> [STATED GOAL]
In the records below, quote every line between the line holding "FancyBboxPatch shape: [56, 301, 105, 329]" and the line holding "Bar: [63, 353, 82, 360]", inclusive, reproducing each one character for character.

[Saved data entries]
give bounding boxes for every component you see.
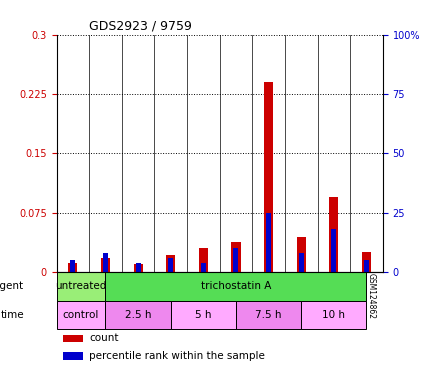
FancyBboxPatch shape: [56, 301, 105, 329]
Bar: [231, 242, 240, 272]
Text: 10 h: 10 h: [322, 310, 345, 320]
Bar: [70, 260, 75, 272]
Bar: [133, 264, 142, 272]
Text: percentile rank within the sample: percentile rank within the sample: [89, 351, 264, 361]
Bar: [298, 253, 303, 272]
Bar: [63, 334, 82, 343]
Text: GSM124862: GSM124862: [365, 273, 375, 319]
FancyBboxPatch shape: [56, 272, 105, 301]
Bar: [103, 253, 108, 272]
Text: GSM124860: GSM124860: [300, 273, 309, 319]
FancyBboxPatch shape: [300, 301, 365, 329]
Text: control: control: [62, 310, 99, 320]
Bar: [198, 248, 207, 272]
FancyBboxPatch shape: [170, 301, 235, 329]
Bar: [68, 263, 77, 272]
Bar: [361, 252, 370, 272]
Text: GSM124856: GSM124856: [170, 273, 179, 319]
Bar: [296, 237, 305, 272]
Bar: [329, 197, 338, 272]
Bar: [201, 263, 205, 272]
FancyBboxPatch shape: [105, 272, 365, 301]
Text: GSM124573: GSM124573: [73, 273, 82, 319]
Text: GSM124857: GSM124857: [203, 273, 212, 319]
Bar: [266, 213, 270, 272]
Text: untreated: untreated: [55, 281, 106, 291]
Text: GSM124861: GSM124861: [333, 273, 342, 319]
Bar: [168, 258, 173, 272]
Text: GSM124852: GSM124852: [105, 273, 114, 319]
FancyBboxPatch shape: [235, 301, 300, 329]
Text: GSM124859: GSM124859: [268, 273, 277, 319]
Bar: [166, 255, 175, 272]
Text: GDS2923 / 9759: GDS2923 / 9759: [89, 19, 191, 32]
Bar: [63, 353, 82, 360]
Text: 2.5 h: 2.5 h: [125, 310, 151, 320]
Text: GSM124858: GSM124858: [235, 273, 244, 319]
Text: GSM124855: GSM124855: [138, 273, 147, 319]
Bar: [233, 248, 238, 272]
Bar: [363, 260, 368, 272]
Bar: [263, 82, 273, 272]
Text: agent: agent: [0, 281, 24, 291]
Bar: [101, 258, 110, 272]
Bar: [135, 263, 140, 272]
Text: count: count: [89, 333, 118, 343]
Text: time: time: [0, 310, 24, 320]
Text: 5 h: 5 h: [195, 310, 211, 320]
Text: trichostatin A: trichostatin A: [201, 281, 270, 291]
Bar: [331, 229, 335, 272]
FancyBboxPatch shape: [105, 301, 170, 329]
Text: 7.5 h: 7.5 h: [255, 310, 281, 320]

* * *

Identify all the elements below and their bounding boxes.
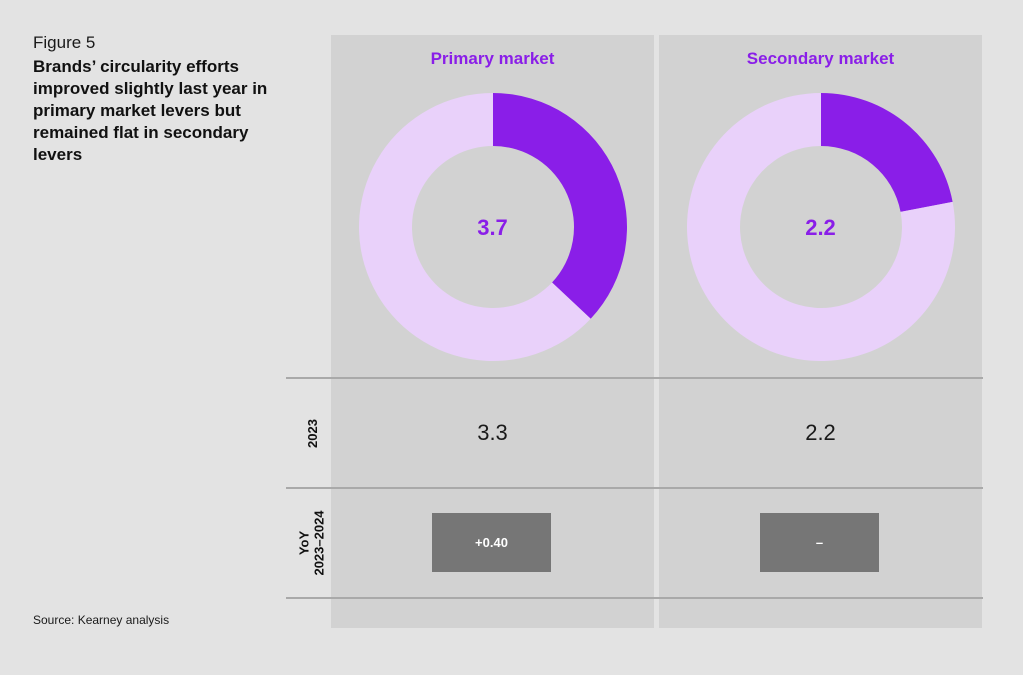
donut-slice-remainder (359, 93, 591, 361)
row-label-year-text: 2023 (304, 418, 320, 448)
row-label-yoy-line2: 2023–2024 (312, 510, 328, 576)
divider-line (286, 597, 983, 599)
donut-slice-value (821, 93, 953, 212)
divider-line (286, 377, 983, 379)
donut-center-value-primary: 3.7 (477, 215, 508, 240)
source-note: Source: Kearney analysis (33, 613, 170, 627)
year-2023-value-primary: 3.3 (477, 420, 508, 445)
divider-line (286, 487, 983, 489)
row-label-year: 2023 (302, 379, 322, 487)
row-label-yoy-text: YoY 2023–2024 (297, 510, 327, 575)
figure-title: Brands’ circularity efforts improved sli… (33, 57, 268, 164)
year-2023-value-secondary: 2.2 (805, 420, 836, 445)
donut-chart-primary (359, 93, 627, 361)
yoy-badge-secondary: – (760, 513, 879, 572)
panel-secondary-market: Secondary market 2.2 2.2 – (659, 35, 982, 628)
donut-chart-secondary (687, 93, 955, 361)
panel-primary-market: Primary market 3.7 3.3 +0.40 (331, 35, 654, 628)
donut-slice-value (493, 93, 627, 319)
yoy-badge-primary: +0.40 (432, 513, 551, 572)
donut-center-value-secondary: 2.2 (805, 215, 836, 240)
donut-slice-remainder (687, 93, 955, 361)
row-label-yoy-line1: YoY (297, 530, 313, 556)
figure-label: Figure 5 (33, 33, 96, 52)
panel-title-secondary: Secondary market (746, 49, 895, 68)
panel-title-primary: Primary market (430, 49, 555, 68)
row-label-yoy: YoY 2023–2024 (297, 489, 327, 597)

...

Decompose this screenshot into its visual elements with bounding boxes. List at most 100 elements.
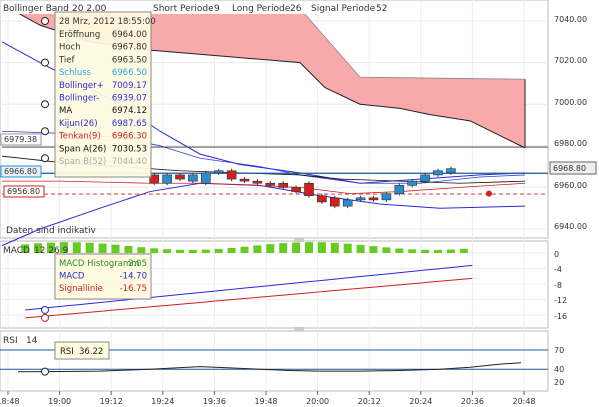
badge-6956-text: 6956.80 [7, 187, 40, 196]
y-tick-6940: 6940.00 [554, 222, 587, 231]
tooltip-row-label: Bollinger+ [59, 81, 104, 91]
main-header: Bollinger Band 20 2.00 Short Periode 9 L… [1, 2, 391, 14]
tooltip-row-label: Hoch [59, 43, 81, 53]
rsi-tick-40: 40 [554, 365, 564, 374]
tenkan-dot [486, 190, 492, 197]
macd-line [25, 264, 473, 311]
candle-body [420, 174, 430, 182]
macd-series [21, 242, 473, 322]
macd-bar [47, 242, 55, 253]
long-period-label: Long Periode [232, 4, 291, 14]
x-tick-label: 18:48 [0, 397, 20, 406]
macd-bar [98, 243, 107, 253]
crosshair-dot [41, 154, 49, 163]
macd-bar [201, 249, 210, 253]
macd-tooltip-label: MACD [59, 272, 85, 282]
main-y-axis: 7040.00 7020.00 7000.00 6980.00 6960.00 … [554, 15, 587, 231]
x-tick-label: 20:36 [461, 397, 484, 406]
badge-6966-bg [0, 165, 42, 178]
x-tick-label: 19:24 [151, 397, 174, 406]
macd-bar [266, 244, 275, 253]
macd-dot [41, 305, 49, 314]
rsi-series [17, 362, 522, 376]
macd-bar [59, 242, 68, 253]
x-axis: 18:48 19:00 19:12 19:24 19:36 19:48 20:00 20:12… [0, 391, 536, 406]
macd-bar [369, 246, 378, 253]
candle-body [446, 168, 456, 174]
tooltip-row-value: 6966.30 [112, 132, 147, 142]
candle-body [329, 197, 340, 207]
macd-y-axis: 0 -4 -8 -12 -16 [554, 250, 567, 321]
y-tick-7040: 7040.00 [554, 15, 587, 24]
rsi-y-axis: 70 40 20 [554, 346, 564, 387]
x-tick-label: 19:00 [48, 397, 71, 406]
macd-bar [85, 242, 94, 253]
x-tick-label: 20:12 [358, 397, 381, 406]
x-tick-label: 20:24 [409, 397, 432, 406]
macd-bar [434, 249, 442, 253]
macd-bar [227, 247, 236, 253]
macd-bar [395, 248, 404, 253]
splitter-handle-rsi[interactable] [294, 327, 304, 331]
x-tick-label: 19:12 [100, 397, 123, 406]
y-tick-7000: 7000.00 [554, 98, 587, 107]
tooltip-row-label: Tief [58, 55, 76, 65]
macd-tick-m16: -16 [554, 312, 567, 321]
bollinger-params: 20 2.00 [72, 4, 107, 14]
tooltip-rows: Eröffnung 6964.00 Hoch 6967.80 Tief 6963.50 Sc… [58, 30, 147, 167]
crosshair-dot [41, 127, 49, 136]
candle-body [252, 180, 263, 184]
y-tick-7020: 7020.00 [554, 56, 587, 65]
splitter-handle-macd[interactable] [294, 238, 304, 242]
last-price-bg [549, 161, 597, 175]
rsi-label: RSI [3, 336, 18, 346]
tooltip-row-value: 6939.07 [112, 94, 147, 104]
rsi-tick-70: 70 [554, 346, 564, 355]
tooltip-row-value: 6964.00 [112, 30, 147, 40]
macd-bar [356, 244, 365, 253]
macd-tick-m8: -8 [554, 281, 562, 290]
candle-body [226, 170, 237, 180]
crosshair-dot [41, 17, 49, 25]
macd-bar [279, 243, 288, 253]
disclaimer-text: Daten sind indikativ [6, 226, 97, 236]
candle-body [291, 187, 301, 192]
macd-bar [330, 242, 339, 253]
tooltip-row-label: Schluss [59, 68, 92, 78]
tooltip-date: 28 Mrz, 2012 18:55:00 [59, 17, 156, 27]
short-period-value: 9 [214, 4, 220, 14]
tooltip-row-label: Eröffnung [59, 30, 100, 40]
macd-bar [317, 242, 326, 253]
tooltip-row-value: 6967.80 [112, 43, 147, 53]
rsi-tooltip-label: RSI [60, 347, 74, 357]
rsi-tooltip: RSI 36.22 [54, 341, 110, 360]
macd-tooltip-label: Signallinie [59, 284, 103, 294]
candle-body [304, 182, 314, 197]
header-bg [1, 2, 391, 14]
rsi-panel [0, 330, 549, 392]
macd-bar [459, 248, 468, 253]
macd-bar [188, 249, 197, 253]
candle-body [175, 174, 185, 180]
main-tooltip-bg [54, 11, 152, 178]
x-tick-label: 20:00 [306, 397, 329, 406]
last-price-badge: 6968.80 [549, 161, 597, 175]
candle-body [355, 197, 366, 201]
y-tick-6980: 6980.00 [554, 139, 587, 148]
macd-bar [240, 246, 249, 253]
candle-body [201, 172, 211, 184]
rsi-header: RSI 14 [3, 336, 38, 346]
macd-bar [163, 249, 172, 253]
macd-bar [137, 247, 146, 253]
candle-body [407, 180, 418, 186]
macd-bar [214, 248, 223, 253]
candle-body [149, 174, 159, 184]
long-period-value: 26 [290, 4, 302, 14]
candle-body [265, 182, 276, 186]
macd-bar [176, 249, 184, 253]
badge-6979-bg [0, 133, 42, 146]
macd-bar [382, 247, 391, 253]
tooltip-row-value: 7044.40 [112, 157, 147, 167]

> [EXERCISE RESPONSE]
FancyBboxPatch shape: [56, 301, 105, 329]
Bar: [231, 242, 240, 272]
Text: 10 h: 10 h: [322, 310, 345, 320]
Bar: [70, 260, 75, 272]
Bar: [133, 264, 142, 272]
Text: percentile rank within the sample: percentile rank within the sample: [89, 351, 264, 361]
Bar: [298, 253, 303, 272]
Bar: [63, 334, 82, 343]
Text: GSM124862: GSM124862: [365, 273, 375, 319]
FancyBboxPatch shape: [56, 272, 105, 301]
Bar: [103, 253, 108, 272]
Text: GSM124860: GSM124860: [300, 273, 309, 319]
FancyBboxPatch shape: [300, 301, 365, 329]
Text: control: control: [62, 310, 99, 320]
Bar: [198, 248, 207, 272]
FancyBboxPatch shape: [170, 301, 235, 329]
Bar: [68, 263, 77, 272]
Bar: [361, 252, 370, 272]
Text: GSM124856: GSM124856: [170, 273, 179, 319]
Bar: [296, 237, 305, 272]
Bar: [329, 197, 338, 272]
Bar: [201, 263, 205, 272]
FancyBboxPatch shape: [105, 272, 365, 301]
Text: GSM124573: GSM124573: [73, 273, 82, 319]
Text: GSM124857: GSM124857: [203, 273, 212, 319]
Bar: [266, 213, 270, 272]
Text: untreated: untreated: [55, 281, 106, 291]
Text: GSM124861: GSM124861: [333, 273, 342, 319]
Bar: [168, 258, 173, 272]
Text: GSM124852: GSM124852: [105, 273, 114, 319]
FancyBboxPatch shape: [235, 301, 300, 329]
Text: GSM124859: GSM124859: [268, 273, 277, 319]
Bar: [166, 255, 175, 272]
Text: GDS2923 / 9759: GDS2923 / 9759: [89, 19, 191, 32]
Bar: [63, 353, 82, 360]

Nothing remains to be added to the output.